* [Recorded data]

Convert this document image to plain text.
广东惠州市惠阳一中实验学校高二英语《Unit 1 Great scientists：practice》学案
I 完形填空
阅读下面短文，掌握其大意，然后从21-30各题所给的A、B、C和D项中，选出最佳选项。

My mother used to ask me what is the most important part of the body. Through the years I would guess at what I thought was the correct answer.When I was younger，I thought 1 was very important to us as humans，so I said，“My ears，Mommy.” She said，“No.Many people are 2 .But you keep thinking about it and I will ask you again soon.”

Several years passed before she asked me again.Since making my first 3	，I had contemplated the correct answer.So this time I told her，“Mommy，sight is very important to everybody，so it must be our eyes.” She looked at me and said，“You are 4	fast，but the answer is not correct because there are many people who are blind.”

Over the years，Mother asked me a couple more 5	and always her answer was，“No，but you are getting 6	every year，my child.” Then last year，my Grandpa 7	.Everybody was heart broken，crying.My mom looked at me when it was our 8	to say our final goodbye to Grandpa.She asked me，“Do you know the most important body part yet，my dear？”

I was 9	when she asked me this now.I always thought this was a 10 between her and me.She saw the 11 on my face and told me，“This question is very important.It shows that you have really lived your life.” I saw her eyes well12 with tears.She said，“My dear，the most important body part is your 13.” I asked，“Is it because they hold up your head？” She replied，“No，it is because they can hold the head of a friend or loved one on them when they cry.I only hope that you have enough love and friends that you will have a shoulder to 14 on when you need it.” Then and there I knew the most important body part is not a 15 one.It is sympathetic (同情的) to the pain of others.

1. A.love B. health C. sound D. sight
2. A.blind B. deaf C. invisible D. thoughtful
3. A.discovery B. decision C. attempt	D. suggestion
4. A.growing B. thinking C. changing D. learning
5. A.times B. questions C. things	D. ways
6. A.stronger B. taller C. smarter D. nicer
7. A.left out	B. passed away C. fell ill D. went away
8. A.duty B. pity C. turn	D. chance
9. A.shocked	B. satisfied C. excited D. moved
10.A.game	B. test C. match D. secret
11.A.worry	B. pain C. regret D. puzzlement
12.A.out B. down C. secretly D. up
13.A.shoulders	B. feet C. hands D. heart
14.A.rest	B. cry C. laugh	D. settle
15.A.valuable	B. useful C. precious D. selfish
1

* [Stated exercise] Repeat the records above exactly, from the first line to the last.

* [Exercise result]
Convert this document image to plain text.
广东惠州市惠阳一中实验学校高二英语《Unit 1 Great scientists：practice》学案
I 完形填空
阅读下面短文，掌握其大意，然后从21-30各题所给的A、B、C和D项中，选出最佳选项。

My mother used to ask me what is the most important part of the body. Through the years I would guess at what I thought was the correct answer.When I was younger，I thought 1 was very important to us as humans，so I said，“My ears，Mommy.” She said，“No.Many people are 2 .But you keep thinking about it and I will ask you again soon.”

Several years passed before she asked me again.Since making my first 3	，I had contemplated the correct answer.So this time I told her，“Mommy，sight is very important to everybody，so it must be our eyes.” She looked at me and said，“You are 4	fast，but the answer is not correct because there are many people who are blind.”

Over the years，Mother asked me a couple more 5	and always her answer was，“No，but you are getting 6	every year，my child.” Then last year，my Grandpa 7	.Everybody was heart broken，crying.My mom looked at me when it was our 8	to say our final goodbye to Grandpa.She asked me，“Do you know the most important body part yet，my dear？”

I was 9	when she asked me this now.I always thought this was a 10 between her and me.She saw the 11 on my face and told me，“This question is very important.It shows that you have really lived your life.” I saw her eyes well12 with tears.She said，“My dear，the most important body part is your 13.” I asked，“Is it because they hold up your head？” She replied，“No，it is because they can hold the head of a friend or loved one on them when they cry.I only hope that you have enough love and friends that you will have a shoulder to 14 on when you need it.” Then and there I knew the most important body part is not a 15 one.It is sympathetic (同情的) to the pain of others.

1. A.love B. health C. sound D. sight
2. A.blind B. deaf C. invisible D. thoughtful
3. A.discovery B. decision C. attempt	D. suggestion
4. A.growing B. thinking C. changing D. learning
5. A.times B. questions C. things	D. ways
6. A.stronger B. taller C. smarter D. nicer
7. A.left out	B. passed away C. fell ill D. went away
8. A.duty B. pity C. turn	D. chance
9. A.shocked	B. satisfied C. excited D. moved
10.A.game	B. test C. match D. secret
11.A.worry	B. pain C. regret D. puzzlement
12.A.out B. down C. secretly D. up
13.A.shoulders	B. feet C. hands D. heart
14.A.rest	B. cry C. laugh	D. settle
15.A.valuable	B. useful C. precious D. selfish
1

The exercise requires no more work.